_What is required_.
Pull every "SHADOWS" line out of the data below.

_Record extracts_.
┌────────
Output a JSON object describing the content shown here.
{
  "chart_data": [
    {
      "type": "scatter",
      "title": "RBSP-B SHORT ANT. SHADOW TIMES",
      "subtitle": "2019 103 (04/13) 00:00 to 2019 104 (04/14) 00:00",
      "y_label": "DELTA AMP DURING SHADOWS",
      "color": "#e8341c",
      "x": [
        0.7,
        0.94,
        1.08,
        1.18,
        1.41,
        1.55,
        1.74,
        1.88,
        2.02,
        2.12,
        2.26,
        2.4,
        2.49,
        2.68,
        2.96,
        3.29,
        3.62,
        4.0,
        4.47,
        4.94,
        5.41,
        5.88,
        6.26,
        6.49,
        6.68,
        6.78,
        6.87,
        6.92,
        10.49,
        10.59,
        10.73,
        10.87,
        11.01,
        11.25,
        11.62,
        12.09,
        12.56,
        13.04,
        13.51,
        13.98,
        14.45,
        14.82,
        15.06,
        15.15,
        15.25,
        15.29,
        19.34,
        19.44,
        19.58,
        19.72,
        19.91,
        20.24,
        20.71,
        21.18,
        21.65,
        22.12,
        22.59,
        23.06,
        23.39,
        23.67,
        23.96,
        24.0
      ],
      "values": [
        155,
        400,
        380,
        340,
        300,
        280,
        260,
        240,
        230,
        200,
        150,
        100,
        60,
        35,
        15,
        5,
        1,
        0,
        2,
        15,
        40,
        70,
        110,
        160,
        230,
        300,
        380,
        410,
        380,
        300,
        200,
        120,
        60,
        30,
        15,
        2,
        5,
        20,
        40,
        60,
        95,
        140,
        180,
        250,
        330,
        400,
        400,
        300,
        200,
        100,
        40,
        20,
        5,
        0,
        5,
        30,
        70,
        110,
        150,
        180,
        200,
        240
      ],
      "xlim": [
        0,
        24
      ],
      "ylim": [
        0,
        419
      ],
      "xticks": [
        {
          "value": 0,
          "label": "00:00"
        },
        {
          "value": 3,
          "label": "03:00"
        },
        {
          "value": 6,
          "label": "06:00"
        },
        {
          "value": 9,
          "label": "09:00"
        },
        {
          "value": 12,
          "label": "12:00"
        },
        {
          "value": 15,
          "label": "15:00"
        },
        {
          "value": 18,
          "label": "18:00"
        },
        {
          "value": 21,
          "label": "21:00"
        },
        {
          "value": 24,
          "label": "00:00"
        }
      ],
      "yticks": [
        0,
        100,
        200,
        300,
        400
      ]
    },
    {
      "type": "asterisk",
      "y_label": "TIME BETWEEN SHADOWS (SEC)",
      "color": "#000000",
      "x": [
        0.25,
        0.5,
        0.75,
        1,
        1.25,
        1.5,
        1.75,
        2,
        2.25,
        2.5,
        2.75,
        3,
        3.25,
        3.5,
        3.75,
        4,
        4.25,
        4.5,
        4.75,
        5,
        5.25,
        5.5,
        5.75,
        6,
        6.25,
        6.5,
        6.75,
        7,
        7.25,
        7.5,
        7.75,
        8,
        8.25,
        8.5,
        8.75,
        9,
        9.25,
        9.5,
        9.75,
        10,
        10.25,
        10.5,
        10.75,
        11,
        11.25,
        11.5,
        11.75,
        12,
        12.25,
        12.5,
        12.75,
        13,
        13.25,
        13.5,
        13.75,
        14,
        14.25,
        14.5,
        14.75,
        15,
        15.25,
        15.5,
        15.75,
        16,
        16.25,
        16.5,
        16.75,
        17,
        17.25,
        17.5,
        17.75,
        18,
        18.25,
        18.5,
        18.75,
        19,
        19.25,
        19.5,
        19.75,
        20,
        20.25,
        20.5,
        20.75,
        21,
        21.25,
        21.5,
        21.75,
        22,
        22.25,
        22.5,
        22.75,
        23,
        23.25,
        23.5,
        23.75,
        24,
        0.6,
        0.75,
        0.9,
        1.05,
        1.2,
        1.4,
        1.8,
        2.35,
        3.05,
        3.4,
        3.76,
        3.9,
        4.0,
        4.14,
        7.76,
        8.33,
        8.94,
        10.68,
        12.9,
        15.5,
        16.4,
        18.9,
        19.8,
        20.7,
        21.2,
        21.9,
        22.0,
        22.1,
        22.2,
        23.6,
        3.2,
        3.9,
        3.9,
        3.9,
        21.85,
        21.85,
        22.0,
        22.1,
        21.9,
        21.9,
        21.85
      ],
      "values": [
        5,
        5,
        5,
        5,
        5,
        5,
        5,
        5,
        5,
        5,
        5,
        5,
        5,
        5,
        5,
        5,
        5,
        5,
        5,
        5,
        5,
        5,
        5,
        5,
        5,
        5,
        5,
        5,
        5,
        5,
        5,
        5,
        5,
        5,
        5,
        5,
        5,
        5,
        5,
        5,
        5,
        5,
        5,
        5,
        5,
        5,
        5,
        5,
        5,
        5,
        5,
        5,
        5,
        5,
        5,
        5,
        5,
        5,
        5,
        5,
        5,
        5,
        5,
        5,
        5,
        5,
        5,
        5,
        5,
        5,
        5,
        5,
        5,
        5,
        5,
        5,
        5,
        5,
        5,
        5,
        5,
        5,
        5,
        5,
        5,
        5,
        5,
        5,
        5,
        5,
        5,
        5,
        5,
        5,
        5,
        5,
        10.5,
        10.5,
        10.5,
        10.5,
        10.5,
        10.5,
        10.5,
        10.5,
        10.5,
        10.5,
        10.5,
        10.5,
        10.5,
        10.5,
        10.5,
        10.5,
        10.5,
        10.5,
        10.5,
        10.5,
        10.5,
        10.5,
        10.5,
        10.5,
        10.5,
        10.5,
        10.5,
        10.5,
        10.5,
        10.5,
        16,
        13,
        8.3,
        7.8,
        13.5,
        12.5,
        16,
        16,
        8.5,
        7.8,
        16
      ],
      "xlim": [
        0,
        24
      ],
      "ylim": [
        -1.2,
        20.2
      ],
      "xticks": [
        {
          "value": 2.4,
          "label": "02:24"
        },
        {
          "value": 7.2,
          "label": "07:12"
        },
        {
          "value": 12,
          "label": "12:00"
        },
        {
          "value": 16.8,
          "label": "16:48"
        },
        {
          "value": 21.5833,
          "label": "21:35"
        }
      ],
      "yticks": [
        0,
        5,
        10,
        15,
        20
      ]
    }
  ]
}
└────────
_Result below_.
      "y_label": "DELTA AMP DURING SHADOWS",
      "y_label": "TIME BETWEEN SHADOWS (SEC)",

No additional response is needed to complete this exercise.